▸ **Task**
Return each entry exactly, with none missing.

[Dataset records]
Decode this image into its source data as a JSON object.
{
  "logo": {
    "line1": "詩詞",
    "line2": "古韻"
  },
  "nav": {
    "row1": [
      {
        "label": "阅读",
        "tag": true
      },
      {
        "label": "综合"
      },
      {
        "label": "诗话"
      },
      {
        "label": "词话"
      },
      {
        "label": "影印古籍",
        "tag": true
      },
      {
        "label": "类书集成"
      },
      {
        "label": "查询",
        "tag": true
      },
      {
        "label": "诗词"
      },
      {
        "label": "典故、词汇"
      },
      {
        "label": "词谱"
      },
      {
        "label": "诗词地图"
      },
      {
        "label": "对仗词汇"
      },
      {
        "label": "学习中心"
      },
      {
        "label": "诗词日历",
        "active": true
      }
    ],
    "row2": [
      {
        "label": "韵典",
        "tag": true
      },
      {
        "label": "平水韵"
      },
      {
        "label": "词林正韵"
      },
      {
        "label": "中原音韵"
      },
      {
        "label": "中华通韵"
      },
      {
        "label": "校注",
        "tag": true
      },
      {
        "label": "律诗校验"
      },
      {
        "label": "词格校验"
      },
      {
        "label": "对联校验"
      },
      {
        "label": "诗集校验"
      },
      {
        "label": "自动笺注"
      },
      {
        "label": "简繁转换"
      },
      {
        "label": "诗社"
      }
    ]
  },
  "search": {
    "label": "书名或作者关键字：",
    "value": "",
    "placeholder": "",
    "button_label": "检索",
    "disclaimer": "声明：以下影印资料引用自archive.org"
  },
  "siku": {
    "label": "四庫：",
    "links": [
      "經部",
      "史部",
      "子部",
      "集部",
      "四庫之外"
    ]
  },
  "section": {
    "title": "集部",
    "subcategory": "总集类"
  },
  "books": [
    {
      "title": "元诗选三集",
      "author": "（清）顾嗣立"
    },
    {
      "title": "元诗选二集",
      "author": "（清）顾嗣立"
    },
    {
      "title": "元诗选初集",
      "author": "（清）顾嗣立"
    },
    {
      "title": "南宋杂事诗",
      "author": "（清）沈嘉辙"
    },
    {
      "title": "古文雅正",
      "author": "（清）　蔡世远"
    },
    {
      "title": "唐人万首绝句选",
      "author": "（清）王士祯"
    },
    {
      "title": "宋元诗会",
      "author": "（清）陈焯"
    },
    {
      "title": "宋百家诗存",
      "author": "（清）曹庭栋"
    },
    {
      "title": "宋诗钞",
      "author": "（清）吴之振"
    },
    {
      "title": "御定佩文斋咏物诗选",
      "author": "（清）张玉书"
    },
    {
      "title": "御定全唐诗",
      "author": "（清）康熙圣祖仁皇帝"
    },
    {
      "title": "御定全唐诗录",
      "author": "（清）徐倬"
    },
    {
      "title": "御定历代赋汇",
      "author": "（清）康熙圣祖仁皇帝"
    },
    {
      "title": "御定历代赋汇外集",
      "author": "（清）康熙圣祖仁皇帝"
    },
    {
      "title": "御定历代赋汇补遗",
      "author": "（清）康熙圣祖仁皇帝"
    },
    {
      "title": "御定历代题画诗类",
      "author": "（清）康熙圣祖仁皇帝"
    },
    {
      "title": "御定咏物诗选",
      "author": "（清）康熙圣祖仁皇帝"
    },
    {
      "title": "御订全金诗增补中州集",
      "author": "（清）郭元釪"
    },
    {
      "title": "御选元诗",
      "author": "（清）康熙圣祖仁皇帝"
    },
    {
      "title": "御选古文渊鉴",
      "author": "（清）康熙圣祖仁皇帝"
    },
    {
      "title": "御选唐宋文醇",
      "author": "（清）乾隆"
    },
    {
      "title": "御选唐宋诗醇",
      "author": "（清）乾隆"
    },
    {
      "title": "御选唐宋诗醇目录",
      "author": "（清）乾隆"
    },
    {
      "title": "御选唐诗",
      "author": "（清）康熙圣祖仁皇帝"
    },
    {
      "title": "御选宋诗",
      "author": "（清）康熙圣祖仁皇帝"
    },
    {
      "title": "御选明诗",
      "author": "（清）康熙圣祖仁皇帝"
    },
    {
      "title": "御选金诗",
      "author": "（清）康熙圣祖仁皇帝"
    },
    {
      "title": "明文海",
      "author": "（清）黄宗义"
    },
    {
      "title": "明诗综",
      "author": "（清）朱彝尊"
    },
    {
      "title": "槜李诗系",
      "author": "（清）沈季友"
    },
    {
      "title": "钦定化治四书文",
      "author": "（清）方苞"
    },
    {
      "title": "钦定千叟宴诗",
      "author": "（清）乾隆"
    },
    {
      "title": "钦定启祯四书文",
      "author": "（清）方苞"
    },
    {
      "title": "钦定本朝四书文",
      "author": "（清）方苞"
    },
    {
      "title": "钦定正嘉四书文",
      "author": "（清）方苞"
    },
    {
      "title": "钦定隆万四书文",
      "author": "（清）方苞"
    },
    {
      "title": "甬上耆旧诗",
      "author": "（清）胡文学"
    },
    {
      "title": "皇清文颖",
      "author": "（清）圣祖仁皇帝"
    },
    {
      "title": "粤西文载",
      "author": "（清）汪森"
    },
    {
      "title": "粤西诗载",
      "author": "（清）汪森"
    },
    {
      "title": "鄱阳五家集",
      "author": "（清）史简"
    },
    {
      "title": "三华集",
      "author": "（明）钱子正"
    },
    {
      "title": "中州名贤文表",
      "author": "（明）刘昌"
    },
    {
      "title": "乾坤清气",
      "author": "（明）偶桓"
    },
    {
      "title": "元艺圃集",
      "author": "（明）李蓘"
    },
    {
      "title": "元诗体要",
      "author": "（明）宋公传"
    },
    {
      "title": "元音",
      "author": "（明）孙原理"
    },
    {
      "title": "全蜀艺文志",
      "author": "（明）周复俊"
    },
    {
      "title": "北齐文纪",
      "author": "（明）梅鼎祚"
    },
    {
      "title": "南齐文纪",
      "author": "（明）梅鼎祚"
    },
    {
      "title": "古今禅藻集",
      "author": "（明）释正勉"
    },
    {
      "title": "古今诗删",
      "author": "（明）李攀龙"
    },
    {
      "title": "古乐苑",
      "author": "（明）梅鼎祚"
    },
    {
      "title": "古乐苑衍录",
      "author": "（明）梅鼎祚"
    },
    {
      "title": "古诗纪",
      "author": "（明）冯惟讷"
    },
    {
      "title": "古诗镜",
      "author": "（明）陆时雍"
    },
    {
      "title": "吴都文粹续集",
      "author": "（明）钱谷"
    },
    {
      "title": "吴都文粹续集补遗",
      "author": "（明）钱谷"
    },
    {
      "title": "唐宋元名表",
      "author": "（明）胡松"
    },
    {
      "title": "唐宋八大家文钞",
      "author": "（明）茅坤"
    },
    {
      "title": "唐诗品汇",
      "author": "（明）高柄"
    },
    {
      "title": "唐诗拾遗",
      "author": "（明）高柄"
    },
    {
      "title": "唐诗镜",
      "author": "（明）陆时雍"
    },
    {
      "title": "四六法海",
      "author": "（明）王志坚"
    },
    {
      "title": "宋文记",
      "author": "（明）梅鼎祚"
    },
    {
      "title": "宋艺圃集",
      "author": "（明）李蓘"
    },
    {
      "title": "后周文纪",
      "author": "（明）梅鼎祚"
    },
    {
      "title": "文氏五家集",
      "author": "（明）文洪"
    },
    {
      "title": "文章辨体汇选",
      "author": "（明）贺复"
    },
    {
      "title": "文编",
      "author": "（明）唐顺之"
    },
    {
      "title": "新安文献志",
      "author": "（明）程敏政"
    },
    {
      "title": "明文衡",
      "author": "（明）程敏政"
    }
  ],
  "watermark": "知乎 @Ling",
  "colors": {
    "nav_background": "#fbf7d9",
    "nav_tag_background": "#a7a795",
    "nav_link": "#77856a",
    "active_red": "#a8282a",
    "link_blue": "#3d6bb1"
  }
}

▸ **Exercise response**
Decode this image into its source data as a JSON object.
{
  "logo": {
    "line1": "詩詞",
    "line2": "古韻"
  },
  "nav": {
    "row1": [
      {
        "label": "阅读",
        "tag": true
      },
      {
        "label": "综合"
      },
      {
        "label": "诗话"
      },
      {
        "label": "词话"
      },
      {
        "label": "影印古籍",
        "tag": true
      },
      {
        "label": "类书集成"
      },
      {
        "label": "查询",
        "tag": true
      },
      {
        "label": "诗词"
      },
      {
        "label": "典故、词汇"
      },
      {
        "label": "词谱"
      },
      {
        "label": "诗词地图"
      },
      {
        "label": "对仗词汇"
      },
      {
        "label": "学习中心"
      },
      {
        "label": "诗词日历",
        "active": true
      }
    ],
    "row2": [
      {
        "label": "韵典",
        "tag": true
      },
      {
        "label": "平水韵"
      },
      {
        "label": "词林正韵"
      },
      {
        "label": "中原音韵"
      },
      {
        "label": "中华通韵"
      },
      {
        "label": "校注",
        "tag": true
      },
      {
        "label": "律诗校验"
      },
      {
        "label": "词格校验"
      },
      {
        "label": "对联校验"
      },
      {
        "label": "诗集校验"
      },
      {
        "label": "自动笺注"
      },
      {
        "label": "简繁转换"
      },
      {
        "label": "诗社"
      }
    ]
  },
  "search": {
    "label": "书名或作者关键字：",
    "value": "",
    "placeholder": "",
    "button_label": "检索",
    "disclaimer": "声明：以下影印资料引用自archive.org"
  },
  "siku": {
    "label": "四庫：",
    "links": [
      "經部",
      "史部",
      "子部",
      "集部",
      "四庫之外"
    ]
  },
  "section": {
    "title": "集部",
    "subcategory": "总集类"
  },
  "books": [
    {
      "title": "元诗选三集",
      "author": "（清）顾嗣立"
    },
    {
      "title": "元诗选二集",
      "author": "（清）顾嗣立"
    },
    {
      "title": "元诗选初集",
      "author": "（清）顾嗣立"
    },
    {
      "title": "南宋杂事诗",
      "author": "（清）沈嘉辙"
    },
    {
      "title": "古文雅正",
      "author": "（清）　蔡世远"
    },
    {
      "title": "唐人万首绝句选",
      "author": "（清）王士祯"
    },
    {
      "title": "宋元诗会",
      "author": "（清）陈焯"
    },
    {
      "title": "宋百家诗存",
      "author": "（清）曹庭栋"
    },
    {
      "title": "宋诗钞",
      "author": "（清）吴之振"
    },
    {
      "title": "御定佩文斋咏物诗选",
      "author": "（清）张玉书"
    },
    {
      "title": "御定全唐诗",
      "author": "（清）康熙圣祖仁皇帝"
    },
    {
      "title": "御定全唐诗录",
      "author": "（清）徐倬"
    },
    {
      "title": "御定历代赋汇",
      "author": "（清）康熙圣祖仁皇帝"
    },
    {
      "title": "御定历代赋汇外集",
      "author": "（清）康熙圣祖仁皇帝"
    },
    {
      "title": "御定历代赋汇补遗",
      "author": "（清）康熙圣祖仁皇帝"
    },
    {
      "title": "御定历代题画诗类",
      "author": "（清）康熙圣祖仁皇帝"
    },
    {
      "title": "御定咏物诗选",
      "author": "（清）康熙圣祖仁皇帝"
    },
    {
      "title": "御订全金诗增补中州集",
      "author": "（清）郭元釪"
    },
    {
      "title": "御选元诗",
      "author": "（清）康熙圣祖仁皇帝"
    },
    {
      "title": "御选古文渊鉴",
      "author": "（清）康熙圣祖仁皇帝"
    },
    {
      "title": "御选唐宋文醇",
      "author": "（清）乾隆"
    },
    {
      "title": "御选唐宋诗醇",
      "author": "（清）乾隆"
    },
    {
      "title": "御选唐宋诗醇目录",
      "author": "（清）乾隆"
    },
    {
      "title": "御选唐诗",
      "author": "（清）康熙圣祖仁皇帝"
    },
    {
      "title": "御选宋诗",
      "author": "（清）康熙圣祖仁皇帝"
    },
    {
      "title": "御选明诗",
      "author": "（清）康熙圣祖仁皇帝"
    },
    {
      "title": "御选金诗",
      "author": "（清）康熙圣祖仁皇帝"
    },
    {
      "title": "明文海",
      "author": "（清）黄宗义"
    },
    {
      "title": "明诗综",
      "author": "（清）朱彝尊"
    },
    {
      "title": "槜李诗系",
      "author": "（清）沈季友"
    },
    {
      "title": "钦定化治四书文",
      "author": "（清）方苞"
    },
    {
      "title": "钦定千叟宴诗",
      "author": "（清）乾隆"
    },
    {
      "title": "钦定启祯四书文",
      "author": "（清）方苞"
    },
    {
      "title": "钦定本朝四书文",
      "author": "（清）方苞"
    },
    {
      "title": "钦定正嘉四书文",
      "author": "（清）方苞"
    },
    {
      "title": "钦定隆万四书文",
      "author": "（清）方苞"
    },
    {
      "title": "甬上耆旧诗",
      "author": "（清）胡文学"
    },
    {
      "title": "皇清文颖",
      "author": "（清）圣祖仁皇帝"
    },
    {
      "title": "粤西文载",
      "author": "（清）汪森"
    },
    {
      "title": "粤西诗载",
      "author": "（清）汪森"
    },
    {
      "title": "鄱阳五家集",
      "author": "（清）史简"
    },
    {
      "title": "三华集",
      "author": "（明）钱子正"
    },
    {
      "title": "中州名贤文表",
      "author": "（明）刘昌"
    },
    {
      "title": "乾坤清气",
      "author": "（明）偶桓"
    },
    {
      "title": "元艺圃集",
      "author": "（明）李蓘"
    },
    {
      "title": "元诗体要",
      "author": "（明）宋公传"
    },
    {
      "title": "元音",
      "author": "（明）孙原理"
    },
    {
      "title": "全蜀艺文志",
      "author": "（明）周复俊"
    },
    {
      "title": "北齐文纪",
      "author": "（明）梅鼎祚"
    },
    {
      "title": "南齐文纪",
      "author": "（明）梅鼎祚"
    },
    {
      "title": "古今禅藻集",
      "author": "（明）释正勉"
    },
    {
      "title": "古今诗删",
      "author": "（明）李攀龙"
    },
    {
      "title": "古乐苑",
      "author": "（明）梅鼎祚"
    },
    {
      "title": "古乐苑衍录",
      "author": "（明）梅鼎祚"
    },
    {
      "title": "古诗纪",
      "author": "（明）冯惟讷"
    },
    {
      "title": "古诗镜",
      "author": "（明）陆时雍"
    },
    {
      "title": "吴都文粹续集",
      "author": "（明）钱谷"
    },
    {
      "title": "吴都文粹续集补遗",
      "author": "（明）钱谷"
    },
    {
      "title": "唐宋元名表",
      "author": "（明）胡松"
    },
    {
      "title": "唐宋八大家文钞",
      "author": "（明）茅坤"
    },
    {
      "title": "唐诗品汇",
      "author": "（明）高柄"
    },
    {
      "title": "唐诗拾遗",
      "author": "（明）高柄"
    },
    {
      "title": "唐诗镜",
      "author": "（明）陆时雍"
    },
    {
      "title": "四六法海",
      "author": "（明）王志坚"
    },
    {
      "title": "宋文记",
      "author": "（明）梅鼎祚"
    },
    {
      "title": "宋艺圃集",
      "author": "（明）李蓘"
    },
    {
      "title": "后周文纪",
      "author": "（明）梅鼎祚"
    },
    {
      "title": "文氏五家集",
      "author": "（明）文洪"
    },
    {
      "title": "文章辨体汇选",
      "author": "（明）贺复"
    },
    {
      "title": "文编",
      "author": "（明）唐顺之"
    },
    {
      "title": "新安文献志",
      "author": "（明）程敏政"
    },
    {
      "title": "明文衡",
      "author": "（明）程敏政"
    }
  ],
  "watermark": "知乎 @Ling",
  "colors": {
    "nav_background": "#fbf7d9",
    "nav_tag_background": "#a7a795",
    "nav_link": "#77856a",
    "active_red": "#a8282a",
    "link_blue": "#3d6bb1"
  }
}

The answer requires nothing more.